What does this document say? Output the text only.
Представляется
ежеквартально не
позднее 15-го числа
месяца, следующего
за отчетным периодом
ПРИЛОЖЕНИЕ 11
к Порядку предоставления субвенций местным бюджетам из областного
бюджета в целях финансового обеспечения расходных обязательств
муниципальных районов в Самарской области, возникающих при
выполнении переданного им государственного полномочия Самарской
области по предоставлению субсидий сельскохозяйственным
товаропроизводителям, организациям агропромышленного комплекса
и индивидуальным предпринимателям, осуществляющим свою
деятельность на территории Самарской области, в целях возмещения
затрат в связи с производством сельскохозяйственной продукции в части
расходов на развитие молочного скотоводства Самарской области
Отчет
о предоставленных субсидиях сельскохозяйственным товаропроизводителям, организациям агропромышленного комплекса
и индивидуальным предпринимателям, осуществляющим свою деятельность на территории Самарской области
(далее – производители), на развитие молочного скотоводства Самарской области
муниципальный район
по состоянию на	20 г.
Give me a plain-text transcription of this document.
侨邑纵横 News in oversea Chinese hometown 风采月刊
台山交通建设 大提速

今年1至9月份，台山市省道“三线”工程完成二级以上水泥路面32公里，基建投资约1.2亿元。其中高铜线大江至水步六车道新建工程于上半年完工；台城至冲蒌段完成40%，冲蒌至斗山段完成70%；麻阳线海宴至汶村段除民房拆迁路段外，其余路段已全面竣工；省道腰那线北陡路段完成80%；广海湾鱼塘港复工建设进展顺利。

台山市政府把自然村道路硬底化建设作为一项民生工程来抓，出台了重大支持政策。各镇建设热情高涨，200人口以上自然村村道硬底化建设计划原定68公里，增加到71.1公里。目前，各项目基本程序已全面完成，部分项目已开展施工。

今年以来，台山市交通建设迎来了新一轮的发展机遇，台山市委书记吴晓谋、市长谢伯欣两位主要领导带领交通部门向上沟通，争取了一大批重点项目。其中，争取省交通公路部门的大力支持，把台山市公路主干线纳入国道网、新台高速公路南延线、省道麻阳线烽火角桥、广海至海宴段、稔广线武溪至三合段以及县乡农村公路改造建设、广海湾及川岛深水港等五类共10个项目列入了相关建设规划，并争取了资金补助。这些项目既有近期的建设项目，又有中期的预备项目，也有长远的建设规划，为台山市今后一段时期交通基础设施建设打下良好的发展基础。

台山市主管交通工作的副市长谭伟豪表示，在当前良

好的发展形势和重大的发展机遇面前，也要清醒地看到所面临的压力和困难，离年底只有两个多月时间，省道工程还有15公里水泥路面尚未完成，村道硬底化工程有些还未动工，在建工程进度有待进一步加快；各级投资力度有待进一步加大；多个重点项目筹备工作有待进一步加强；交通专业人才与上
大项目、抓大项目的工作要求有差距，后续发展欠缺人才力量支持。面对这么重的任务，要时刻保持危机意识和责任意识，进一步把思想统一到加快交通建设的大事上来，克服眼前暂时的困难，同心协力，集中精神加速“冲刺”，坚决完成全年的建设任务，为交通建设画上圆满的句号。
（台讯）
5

(Problem details) Each line in the entries above that includes the string "агропромышленного" should be extracted.

(Reply)
товаропроизводителям, организациям агропромышленного комплекса
о предоставленных субсидиях сельскохозяйственным товаропроизводителям, организациям агропромышленного комплекса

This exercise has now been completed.